* **Task brief**
Each line of the listing that contains the word "corpo" is to be copied.

* **Data supplied**

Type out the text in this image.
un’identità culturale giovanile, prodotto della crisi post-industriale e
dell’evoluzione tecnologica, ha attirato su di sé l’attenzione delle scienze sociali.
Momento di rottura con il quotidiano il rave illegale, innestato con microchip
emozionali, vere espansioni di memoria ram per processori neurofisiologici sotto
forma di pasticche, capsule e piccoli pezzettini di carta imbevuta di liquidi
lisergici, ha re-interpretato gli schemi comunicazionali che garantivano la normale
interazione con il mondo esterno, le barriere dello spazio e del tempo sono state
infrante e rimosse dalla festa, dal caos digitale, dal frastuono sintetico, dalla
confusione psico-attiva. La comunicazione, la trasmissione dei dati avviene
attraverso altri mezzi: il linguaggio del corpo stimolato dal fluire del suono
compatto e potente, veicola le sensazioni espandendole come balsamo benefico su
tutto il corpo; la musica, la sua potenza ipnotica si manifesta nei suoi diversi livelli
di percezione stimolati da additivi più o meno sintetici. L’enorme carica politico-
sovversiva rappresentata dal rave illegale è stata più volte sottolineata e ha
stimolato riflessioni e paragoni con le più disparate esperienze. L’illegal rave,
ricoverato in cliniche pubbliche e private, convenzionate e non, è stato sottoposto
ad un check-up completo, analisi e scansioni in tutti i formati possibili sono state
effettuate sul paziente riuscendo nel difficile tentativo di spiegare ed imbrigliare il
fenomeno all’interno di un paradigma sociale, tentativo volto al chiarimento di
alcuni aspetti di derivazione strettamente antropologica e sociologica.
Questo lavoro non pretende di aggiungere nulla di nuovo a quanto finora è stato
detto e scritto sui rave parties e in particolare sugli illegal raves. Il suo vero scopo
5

* **Exercise answer**
attraverso altri mezzi: il linguaggio del corpo stimolato dal fluire del suono
tutto il corpo; la musica, la sua potenza ipnotica si manifesta nei suoi diversi livelli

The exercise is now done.